◆ **TASK DETAILS**
The records below are to be quoted in full; please keep every word exact.

◆ **STORED RECORDS**

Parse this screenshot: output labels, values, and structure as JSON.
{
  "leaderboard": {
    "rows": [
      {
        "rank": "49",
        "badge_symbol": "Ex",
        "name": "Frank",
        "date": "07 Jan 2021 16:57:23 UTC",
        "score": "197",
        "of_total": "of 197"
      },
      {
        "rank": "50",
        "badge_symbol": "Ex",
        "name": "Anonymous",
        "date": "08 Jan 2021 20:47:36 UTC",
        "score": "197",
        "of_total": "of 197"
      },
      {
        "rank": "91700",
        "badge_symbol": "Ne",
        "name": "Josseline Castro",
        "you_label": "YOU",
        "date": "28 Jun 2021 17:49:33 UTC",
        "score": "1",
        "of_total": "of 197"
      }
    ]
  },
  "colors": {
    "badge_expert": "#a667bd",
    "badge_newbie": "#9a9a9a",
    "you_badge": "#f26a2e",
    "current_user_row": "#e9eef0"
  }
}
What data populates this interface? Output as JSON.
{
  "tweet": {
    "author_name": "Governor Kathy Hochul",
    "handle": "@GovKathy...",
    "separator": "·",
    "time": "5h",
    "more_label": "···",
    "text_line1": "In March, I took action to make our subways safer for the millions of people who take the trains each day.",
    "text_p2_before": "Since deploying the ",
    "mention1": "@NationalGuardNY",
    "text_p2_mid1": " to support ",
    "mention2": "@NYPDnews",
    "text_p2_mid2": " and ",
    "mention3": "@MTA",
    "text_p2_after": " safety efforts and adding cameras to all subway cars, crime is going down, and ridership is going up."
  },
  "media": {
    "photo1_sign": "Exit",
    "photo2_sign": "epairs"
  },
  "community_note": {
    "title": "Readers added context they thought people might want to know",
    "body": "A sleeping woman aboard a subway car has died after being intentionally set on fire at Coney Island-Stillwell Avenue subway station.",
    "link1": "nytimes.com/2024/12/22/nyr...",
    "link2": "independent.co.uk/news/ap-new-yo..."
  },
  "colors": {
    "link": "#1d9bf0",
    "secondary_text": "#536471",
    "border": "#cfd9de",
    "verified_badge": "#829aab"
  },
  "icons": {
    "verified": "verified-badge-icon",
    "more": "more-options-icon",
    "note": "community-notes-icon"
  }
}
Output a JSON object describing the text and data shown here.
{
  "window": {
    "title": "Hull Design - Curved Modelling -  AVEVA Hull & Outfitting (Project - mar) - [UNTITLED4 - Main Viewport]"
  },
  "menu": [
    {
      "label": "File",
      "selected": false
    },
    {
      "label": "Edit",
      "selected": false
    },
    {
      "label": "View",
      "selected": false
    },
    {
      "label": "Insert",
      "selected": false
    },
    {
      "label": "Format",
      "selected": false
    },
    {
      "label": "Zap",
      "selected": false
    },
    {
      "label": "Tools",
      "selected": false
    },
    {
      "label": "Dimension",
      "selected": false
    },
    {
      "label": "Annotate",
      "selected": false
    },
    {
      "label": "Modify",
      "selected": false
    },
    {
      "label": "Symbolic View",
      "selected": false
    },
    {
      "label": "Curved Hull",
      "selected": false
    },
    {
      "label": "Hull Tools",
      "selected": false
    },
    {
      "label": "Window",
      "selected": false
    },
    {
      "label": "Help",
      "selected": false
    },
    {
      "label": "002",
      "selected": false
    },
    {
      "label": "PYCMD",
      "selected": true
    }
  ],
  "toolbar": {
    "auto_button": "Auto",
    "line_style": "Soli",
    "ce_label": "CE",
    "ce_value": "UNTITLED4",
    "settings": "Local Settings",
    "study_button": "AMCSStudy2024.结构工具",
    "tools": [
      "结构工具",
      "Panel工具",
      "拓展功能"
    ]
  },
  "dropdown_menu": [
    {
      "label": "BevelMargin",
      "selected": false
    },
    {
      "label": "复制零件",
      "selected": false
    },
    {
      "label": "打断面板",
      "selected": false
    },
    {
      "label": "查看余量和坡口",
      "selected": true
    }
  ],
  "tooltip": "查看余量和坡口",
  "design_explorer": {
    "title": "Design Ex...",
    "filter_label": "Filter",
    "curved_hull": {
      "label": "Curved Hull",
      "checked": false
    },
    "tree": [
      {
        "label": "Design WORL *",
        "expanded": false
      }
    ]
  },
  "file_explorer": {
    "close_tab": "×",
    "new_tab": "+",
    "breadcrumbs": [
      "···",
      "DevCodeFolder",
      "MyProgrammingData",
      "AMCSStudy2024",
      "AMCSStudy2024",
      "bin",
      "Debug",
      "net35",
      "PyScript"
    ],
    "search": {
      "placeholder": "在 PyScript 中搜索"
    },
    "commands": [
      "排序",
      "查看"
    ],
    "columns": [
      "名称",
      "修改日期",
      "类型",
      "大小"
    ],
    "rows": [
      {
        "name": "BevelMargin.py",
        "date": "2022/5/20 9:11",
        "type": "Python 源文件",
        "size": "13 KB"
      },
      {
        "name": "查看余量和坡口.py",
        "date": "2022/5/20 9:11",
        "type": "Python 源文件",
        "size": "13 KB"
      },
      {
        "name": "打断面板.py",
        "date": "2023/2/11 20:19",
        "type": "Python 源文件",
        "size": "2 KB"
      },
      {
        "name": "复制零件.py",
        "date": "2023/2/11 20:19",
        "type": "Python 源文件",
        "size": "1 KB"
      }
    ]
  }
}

◆ **SOLUTION TO THIS EXERCISE**
Parse this screenshot: output labels, values, and structure as JSON.
{
  "leaderboard": {
    "rows": [
      {
        "rank": "49",
        "badge_symbol": "Ex",
        "name": "Frank",
        "date": "07 Jan 2021 16:57:23 UTC",
        "score": "197",
        "of_total": "of 197"
      },
      {
        "rank": "50",
        "badge_symbol": "Ex",
        "name": "Anonymous",
        "date": "08 Jan 2021 20:47:36 UTC",
        "score": "197",
        "of_total": "of 197"
      },
      {
        "rank": "91700",
        "badge_symbol": "Ne",
        "name": "Josseline Castro",
        "you_label": "YOU",
        "date": "28 Jun 2021 17:49:33 UTC",
        "score": "1",
        "of_total": "of 197"
      }
    ]
  },
  "colors": {
    "badge_expert": "#a667bd",
    "badge_newbie": "#9a9a9a",
    "you_badge": "#f26a2e",
    "current_user_row": "#e9eef0"
  }
}
What data populates this interface? Output as JSON.
{
  "tweet": {
    "author_name": "Governor Kathy Hochul",
    "handle": "@GovKathy...",
    "separator": "·",
    "time": "5h",
    "more_label": "···",
    "text_line1": "In March, I took action to make our subways safer for the millions of people who take the trains each day.",
    "text_p2_before": "Since deploying the ",
    "mention1": "@NationalGuardNY",
    "text_p2_mid1": " to support ",
    "mention2": "@NYPDnews",
    "text_p2_mid2": " and ",
    "mention3": "@MTA",
    "text_p2_after": " safety efforts and adding cameras to all subway cars, crime is going down, and ridership is going up."
  },
  "media": {
    "photo1_sign": "Exit",
    "photo2_sign": "epairs"
  },
  "community_note": {
    "title": "Readers added context they thought people might want to know",
    "body": "A sleeping woman aboard a subway car has died after being intentionally set on fire at Coney Island-Stillwell Avenue subway station.",
    "link1": "nytimes.com/2024/12/22/nyr...",
    "link2": "independent.co.uk/news/ap-new-yo..."
  },
  "colors": {
    "link": "#1d9bf0",
    "secondary_text": "#536471",
    "border": "#cfd9de",
    "verified_badge": "#829aab"
  },
  "icons": {
    "verified": "verified-badge-icon",
    "more": "more-options-icon",
    "note": "community-notes-icon"
  }
}
Output a JSON object describing the text and data shown here.
{
  "window": {
    "title": "Hull Design - Curved Modelling -  AVEVA Hull & Outfitting (Project - mar) - [UNTITLED4 - Main Viewport]"
  },
  "menu": [
    {
      "label": "File",
      "selected": false
    },
    {
      "label": "Edit",
      "selected": false
    },
    {
      "label": "View",
      "selected": false
    },
    {
      "label": "Insert",
      "selected": false
    },
    {
      "label": "Format",
      "selected": false
    },
    {
      "label": "Zap",
      "selected": false
    },
    {
      "label": "Tools",
      "selected": false
    },
    {
      "label": "Dimension",
      "selected": false
    },
    {
      "label": "Annotate",
      "selected": false
    },
    {
      "label": "Modify",
      "selected": false
    },
    {
      "label": "Symbolic View",
      "selected": false
    },
    {
      "label": "Curved Hull",
      "selected": false
    },
    {
      "label": "Hull Tools",
      "selected": false
    },
    {
      "label": "Window",
      "selected": false
    },
    {
      "label": "Help",
      "selected": false
    },
    {
      "label": "002",
      "selected": false
    },
    {
      "label": "PYCMD",
      "selected": true
    }
  ],
  "toolbar": {
    "auto_button": "Auto",
    "line_style": "Soli",
    "ce_label": "CE",
    "ce_value": "UNTITLED4",
    "settings": "Local Settings",
    "study_button": "AMCSStudy2024.结构工具",
    "tools": [
      "结构工具",
      "Panel工具",
      "拓展功能"
    ]
  },
  "dropdown_menu": [
    {
      "label": "BevelMargin",
      "selected": false
    },
    {
      "label": "复制零件",
      "selected": false
    },
    {
      "label": "打断面板",
      "selected": false
    },
    {
      "label": "查看余量和坡口",
      "selected": true
    }
  ],
  "tooltip": "查看余量和坡口",
  "design_explorer": {
    "title": "Design Ex...",
    "filter_label": "Filter",
    "curved_hull": {
      "label": "Curved Hull",
      "checked": false
    },
    "tree": [
      {
        "label": "Design WORL *",
        "expanded": false
      }
    ]
  },
  "file_explorer": {
    "close_tab": "×",
    "new_tab": "+",
    "breadcrumbs": [
      "···",
      "DevCodeFolder",
      "MyProgrammingData",
      "AMCSStudy2024",
      "AMCSStudy2024",
      "bin",
      "Debug",
      "net35",
      "PyScript"
    ],
    "search": {
      "placeholder": "在 PyScript 中搜索"
    },
    "commands": [
      "排序",
      "查看"
    ],
    "columns": [
      "名称",
      "修改日期",
      "类型",
      "大小"
    ],
    "rows": [
      {
        "name": "BevelMargin.py",
        "date": "2022/5/20 9:11",
        "type": "Python 源文件",
        "size": "13 KB"
      },
      {
        "name": "查看余量和坡口.py",
        "date": "2022/5/20 9:11",
        "type": "Python 源文件",
        "size": "13 KB"
      },
      {
        "name": "打断面板.py",
        "date": "2023/2/11 20:19",
        "type": "Python 源文件",
        "size": "2 KB"
      },
      {
        "name": "复制零件.py",
        "date": "2023/2/11 20:19",
        "type": "Python 源文件",
        "size": "1 KB"
      }
    ]
  }
}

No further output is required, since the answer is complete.